→ **WRITTEN INSTRUCTION**
Search the records that follow and extract every line containing the string "Jimenez".

-------- ENTRIES SUPPLIED

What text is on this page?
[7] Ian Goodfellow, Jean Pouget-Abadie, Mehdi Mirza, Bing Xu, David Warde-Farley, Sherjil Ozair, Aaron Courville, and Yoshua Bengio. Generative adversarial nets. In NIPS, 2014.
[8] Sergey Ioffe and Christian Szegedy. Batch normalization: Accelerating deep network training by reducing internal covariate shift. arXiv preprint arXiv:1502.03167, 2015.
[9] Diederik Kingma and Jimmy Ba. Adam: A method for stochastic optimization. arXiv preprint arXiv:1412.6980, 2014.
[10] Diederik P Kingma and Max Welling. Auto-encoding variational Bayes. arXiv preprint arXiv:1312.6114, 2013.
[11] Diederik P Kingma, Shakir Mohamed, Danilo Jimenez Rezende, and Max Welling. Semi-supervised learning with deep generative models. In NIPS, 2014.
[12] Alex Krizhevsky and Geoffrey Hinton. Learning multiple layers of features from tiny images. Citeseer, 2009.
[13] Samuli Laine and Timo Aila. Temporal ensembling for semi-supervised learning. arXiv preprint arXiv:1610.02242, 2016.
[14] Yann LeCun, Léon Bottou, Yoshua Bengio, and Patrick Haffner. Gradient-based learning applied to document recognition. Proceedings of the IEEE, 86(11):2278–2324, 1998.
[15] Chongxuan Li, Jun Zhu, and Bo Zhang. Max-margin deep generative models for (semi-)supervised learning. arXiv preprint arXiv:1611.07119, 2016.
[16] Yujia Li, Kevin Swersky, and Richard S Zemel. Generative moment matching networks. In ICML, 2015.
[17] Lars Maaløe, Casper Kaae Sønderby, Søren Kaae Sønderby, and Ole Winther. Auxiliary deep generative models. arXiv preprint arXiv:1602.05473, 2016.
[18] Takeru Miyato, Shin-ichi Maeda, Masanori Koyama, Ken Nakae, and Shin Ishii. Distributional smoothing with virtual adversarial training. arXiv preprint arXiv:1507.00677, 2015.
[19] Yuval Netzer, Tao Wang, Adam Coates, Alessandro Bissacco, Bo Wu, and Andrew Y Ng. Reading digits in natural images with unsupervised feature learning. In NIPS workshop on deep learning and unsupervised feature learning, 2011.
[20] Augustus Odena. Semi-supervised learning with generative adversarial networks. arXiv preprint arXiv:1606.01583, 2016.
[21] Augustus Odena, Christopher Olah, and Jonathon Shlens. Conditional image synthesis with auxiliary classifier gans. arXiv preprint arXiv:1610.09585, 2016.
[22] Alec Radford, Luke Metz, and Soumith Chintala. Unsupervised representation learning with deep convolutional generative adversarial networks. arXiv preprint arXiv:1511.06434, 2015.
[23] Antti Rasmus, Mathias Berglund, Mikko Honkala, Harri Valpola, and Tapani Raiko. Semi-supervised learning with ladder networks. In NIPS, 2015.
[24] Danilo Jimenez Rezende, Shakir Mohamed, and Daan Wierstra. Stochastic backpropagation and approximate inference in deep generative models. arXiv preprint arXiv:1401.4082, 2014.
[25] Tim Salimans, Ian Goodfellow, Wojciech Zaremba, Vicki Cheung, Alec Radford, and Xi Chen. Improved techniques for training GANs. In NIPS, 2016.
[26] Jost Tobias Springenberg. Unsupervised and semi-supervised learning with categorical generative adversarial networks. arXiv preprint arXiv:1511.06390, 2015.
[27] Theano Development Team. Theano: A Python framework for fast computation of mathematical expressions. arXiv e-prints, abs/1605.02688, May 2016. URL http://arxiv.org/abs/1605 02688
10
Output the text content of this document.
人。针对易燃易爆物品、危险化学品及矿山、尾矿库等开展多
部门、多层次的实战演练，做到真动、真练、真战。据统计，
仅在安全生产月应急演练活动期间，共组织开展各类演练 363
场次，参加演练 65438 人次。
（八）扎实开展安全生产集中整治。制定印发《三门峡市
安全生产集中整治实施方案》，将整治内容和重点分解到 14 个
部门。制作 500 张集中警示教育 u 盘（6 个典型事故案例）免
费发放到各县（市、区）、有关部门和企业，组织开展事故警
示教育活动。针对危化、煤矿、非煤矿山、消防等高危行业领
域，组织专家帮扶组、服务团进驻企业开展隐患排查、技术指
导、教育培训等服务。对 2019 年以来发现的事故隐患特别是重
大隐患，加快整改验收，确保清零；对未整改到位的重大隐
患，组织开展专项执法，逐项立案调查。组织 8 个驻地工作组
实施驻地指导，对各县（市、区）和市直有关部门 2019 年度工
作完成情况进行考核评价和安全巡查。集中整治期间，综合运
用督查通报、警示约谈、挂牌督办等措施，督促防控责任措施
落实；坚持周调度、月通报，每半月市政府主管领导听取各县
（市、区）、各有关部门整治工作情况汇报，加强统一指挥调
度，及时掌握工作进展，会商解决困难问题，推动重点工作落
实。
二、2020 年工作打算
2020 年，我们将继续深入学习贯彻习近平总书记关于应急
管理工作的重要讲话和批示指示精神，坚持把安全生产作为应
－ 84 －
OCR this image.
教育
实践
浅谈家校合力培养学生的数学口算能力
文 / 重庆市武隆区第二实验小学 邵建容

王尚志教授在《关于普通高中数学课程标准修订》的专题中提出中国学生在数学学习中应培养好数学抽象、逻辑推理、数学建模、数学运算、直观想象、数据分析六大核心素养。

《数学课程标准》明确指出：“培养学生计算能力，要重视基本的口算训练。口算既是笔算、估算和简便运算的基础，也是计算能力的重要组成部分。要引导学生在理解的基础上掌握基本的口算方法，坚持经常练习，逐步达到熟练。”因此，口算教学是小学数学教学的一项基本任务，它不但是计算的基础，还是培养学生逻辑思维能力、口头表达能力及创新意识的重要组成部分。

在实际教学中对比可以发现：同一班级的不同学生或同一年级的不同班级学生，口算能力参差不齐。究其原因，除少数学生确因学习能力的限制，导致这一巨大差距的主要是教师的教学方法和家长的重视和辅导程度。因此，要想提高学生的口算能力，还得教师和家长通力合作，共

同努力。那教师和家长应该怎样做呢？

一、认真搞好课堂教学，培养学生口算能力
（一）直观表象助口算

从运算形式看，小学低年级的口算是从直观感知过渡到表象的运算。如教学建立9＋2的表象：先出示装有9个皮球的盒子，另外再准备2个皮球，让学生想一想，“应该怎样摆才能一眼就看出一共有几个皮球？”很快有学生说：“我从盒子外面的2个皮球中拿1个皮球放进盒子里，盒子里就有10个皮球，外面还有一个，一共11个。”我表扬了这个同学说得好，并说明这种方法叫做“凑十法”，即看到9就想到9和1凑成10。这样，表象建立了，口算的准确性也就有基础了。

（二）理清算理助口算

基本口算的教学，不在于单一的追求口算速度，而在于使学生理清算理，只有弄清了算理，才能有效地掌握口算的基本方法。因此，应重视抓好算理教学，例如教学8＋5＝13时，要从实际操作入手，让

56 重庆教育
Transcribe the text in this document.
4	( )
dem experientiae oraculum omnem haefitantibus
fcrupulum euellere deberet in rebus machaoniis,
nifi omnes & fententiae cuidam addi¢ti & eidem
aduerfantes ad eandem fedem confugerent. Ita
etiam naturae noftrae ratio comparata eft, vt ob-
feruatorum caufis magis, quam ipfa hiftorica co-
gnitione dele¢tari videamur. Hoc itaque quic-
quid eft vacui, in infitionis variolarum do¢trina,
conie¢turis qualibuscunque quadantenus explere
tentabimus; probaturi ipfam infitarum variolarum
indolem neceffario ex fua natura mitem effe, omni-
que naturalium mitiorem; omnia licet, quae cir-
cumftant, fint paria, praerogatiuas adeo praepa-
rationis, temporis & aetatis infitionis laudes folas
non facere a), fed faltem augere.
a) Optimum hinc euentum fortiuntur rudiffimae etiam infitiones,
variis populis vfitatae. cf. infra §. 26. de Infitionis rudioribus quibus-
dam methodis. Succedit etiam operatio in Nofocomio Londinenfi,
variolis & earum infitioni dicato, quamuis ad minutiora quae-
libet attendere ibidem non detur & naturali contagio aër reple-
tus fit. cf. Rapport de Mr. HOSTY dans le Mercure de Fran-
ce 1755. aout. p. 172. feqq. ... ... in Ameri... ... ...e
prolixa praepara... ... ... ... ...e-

----------------

→ **RESULT OF THIS TASK**
[11] Diederik P Kingma, Shakir Mohamed, Danilo Jimenez Rezende, and Max Welling. Semi-supervised learning with deep generative models. In NIPS, 2014.
[24] Danilo Jimenez Rezende, Shakir Mohamed, and Daan Wierstra. Stochastic backpropagation and approximate inference in deep generative models. arXiv preprint arXiv:1401.4082, 2014.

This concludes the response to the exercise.